▸ **SOURCE**:
Lock-out au Mont St-Anne de Charles Sirois

2011/04/29 | Par Maude Messier

La centaine de syndiqués du Château Mont-Sainte-Anne, copropriété de Charles Sirois (cofondateur du mouvement politique Coalition pour l’avenir du Québec aux côtés de François Legault), sont en lock-out depuis le 4 avril dernier.

La direction de l’établissement hôtelier de la Côte-de-Beaupré a fait valoir que les opérations du Château Mont-Sainte-Anne sont déficitaires depuis huit ans et que les négociations avec le syndicat pour le renouvellement de la convention collective étaient au point mort.

« Ils n’avaient pas d’argent pour nous payer qu’ils ont dit. J’appelle ça plutôt des moyens de pression », explique Alain Pépin, président du Syndicat des travailleurs et travailleuses du Château Mont-Sainte-Anne (CSN), en entrevue à l’aut’journal.

Rappelons que la partie patronale a déposé une offre globale finale le 24 mars dernier et fixé au 6 avril la date butoir pour que les syndiqués entérinent cette proposition. Le syndicat a convoqué une assemblée générale à cet effet le 5 avril, mais l’employeur s’est retourné comme une crêpe la veille du vote et a décrété le lock-out le 4 avril, en fin de journée.

Le syndicat a tout de même tenu une assemblée au cours de laquelle les syndiqués ont rejeté massivement, à 95%, l’offre patronale.

Des concessions importantes
Au chapitre des salaires, l’employeur offre des augmentations annuelles de 1 %, à la condition que ces sommes représentent moins de la moitié des profits engrangés par l’entreprise pour cette même période. « C’est carrément une forme de gel des salaires », commente Alain Pépin.

▸ **CONSIGNES**:
**A.** Selon l'article sur le lock-out au Château Mont-Sainte-Anne, depuis quelle date les syndiqués sont-ils en lock-out ?
**B.** Traduisez en anglais la phrase suivante de l'article sur le lock-out au Château Mont-Sainte-Anne : « Le syndicat a tout de même tenu une assemblée au cours de laquelle les syndiqués ont rejeté massivement, à 95%, l’offre patronale. »
**C.** Poursuivez la rédaction de l'article sur le lock-out au Château Mont-Sainte-Anne à la suite de sa dernière phrase.

▸ **DONNÉES FOURNIES**:
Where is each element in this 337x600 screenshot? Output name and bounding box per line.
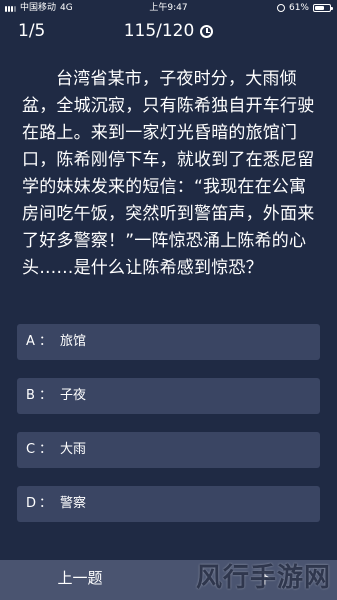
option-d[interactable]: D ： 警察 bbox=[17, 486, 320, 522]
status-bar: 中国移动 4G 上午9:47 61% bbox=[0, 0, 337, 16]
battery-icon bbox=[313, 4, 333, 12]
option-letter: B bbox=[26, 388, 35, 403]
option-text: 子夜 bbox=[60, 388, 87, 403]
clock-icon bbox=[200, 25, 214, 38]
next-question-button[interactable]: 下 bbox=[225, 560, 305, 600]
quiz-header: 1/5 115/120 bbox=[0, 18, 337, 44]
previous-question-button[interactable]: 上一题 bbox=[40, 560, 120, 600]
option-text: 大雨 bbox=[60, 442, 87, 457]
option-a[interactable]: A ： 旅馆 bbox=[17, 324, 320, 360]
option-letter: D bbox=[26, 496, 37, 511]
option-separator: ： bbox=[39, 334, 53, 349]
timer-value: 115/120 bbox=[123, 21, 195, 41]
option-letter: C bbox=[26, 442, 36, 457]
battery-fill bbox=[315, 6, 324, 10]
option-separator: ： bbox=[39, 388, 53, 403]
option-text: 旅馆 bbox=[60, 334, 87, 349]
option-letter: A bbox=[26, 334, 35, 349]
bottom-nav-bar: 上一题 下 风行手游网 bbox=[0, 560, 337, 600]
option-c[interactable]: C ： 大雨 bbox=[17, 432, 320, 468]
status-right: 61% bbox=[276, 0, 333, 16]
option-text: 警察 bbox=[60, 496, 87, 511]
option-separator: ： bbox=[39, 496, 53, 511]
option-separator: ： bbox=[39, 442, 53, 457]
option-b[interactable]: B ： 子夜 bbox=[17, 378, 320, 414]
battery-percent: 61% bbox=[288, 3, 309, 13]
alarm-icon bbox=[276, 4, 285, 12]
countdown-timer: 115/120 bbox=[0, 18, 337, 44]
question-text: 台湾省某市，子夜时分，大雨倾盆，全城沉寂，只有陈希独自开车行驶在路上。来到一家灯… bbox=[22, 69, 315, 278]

---

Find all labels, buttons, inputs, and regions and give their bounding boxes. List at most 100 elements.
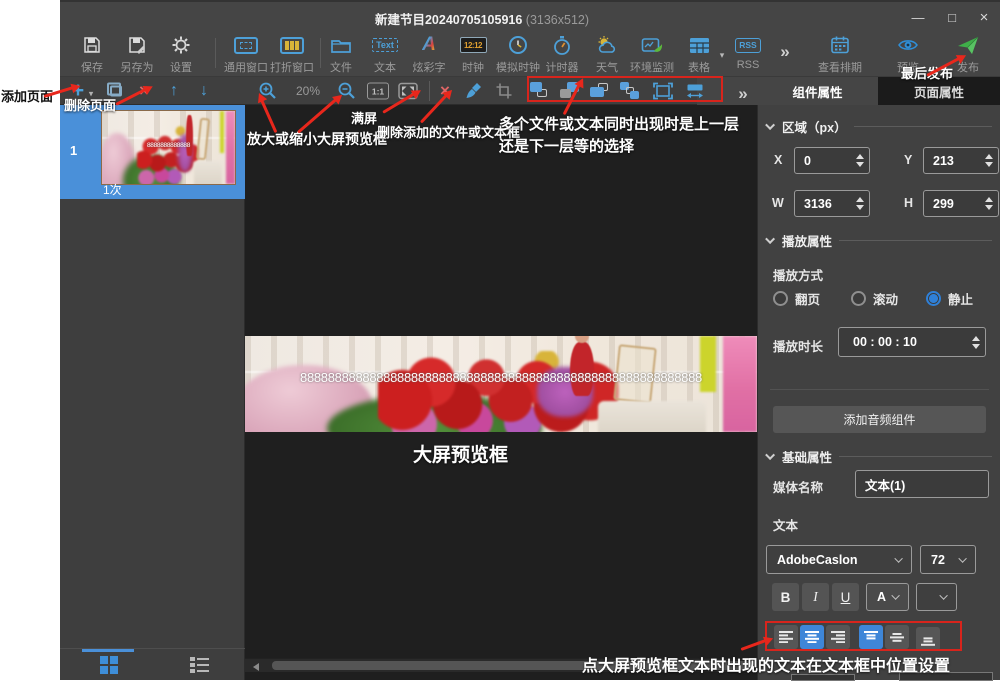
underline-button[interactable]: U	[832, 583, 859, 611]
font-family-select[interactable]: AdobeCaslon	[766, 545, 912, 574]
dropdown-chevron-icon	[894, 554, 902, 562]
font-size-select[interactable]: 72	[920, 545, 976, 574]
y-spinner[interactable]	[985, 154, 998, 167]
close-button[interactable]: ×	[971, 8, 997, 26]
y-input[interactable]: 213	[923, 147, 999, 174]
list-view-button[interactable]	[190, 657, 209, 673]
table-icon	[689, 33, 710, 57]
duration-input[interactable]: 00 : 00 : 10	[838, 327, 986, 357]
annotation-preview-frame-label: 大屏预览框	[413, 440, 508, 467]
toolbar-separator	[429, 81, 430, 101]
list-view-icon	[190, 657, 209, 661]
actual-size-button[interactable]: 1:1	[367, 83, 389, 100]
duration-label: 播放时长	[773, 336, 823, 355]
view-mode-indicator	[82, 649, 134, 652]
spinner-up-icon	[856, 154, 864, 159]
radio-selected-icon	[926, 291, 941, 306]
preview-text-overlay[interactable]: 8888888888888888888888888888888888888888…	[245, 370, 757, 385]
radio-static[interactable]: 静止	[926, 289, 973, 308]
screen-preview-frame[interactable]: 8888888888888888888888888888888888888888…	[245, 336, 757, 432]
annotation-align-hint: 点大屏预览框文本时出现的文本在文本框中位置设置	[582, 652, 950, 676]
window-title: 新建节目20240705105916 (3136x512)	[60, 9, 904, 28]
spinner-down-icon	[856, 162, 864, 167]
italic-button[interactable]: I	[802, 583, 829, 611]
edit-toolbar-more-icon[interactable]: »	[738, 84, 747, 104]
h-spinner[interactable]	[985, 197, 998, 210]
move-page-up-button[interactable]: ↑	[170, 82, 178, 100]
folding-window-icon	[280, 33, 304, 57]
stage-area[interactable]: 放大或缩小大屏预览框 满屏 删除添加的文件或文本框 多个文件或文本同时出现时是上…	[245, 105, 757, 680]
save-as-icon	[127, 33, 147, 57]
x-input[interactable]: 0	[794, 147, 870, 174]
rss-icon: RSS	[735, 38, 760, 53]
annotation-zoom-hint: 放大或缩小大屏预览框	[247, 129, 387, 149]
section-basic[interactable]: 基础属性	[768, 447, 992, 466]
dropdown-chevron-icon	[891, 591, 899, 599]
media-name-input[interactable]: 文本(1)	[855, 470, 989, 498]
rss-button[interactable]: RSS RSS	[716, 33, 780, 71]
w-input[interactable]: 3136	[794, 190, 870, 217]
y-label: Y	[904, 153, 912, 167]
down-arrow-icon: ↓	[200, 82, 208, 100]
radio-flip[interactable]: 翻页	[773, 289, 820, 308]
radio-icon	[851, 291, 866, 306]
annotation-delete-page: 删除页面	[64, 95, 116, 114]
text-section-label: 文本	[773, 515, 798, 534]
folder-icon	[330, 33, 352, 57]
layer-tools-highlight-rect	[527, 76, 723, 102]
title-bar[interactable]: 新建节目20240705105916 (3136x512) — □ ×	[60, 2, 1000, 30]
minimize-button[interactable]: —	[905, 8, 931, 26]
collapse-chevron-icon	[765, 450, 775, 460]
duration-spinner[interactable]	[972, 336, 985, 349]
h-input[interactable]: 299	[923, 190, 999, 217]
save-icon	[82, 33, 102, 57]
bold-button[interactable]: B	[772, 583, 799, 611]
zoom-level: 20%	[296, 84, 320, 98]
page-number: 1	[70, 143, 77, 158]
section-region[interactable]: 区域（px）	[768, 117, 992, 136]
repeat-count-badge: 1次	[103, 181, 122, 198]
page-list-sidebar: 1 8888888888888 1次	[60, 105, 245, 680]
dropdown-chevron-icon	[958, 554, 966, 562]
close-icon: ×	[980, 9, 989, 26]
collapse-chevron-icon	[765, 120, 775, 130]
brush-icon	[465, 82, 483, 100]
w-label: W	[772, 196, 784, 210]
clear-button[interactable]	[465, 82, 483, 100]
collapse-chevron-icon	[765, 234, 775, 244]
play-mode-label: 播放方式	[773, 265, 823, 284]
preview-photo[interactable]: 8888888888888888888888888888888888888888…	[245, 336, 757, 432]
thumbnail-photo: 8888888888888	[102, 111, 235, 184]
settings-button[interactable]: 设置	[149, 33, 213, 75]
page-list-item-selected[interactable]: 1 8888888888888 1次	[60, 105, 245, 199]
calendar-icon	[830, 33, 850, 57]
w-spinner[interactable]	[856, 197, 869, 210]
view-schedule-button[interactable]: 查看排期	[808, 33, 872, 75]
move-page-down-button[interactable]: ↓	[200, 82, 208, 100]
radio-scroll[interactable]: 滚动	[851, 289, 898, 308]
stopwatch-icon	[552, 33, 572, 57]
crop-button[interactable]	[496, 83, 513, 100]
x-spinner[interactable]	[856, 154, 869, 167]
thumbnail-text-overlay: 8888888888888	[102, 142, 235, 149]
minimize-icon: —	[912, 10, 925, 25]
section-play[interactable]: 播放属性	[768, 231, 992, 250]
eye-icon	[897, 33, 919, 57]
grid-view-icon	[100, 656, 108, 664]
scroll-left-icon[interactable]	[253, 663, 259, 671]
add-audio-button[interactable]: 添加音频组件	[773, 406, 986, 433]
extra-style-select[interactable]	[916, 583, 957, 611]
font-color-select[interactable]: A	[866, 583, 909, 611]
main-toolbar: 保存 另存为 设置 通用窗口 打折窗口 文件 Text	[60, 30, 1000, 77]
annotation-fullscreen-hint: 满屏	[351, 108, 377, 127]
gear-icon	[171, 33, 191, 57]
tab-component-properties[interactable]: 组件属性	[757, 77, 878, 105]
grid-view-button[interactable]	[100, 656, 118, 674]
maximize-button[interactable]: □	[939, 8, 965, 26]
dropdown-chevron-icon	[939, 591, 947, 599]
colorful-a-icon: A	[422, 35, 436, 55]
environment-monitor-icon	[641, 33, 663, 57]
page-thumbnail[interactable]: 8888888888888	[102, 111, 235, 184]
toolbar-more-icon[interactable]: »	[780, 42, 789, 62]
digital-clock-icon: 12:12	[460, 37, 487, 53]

▸ **RÉPONSES**:
**A.** Depuis le 4 avril.

**B.** The union nonetheless held a meeting at which the members overwhelmingly rejected the employer's offer, by 95%.

**C.**
Le dirigeant syndical déplore que la direction du Château Mont-Sainte-Anne véhicule des informations tronquées quand aux conditions de travail des syndiqués, particulièrement sur les questions salariales. Par exemple, l’employeur justifie ses demandes salariales par le fait que les serveurs assignés aux banquets gagneraient plus de 90$ de l’heure et qu’une telle structure de coûts empêcherait l’établissement d’être compétitif.

Alain Pépin rectifie le tir, spécifiant que les serveurs de banquet gagnent 9$ de l’heure, plus les pourboires. L’employeur réclament d’ailleurs que leur salaire passe à 18$ de l’heure, mais sans qu’ils ne puissent toucher les pourboires. Une demande qui peut sembler avantageuse mais qui, dans les faits, se traduira en une perte de revenus pouvant aller jusqu’à quelques milliers de dollars, selon le président du syndicat.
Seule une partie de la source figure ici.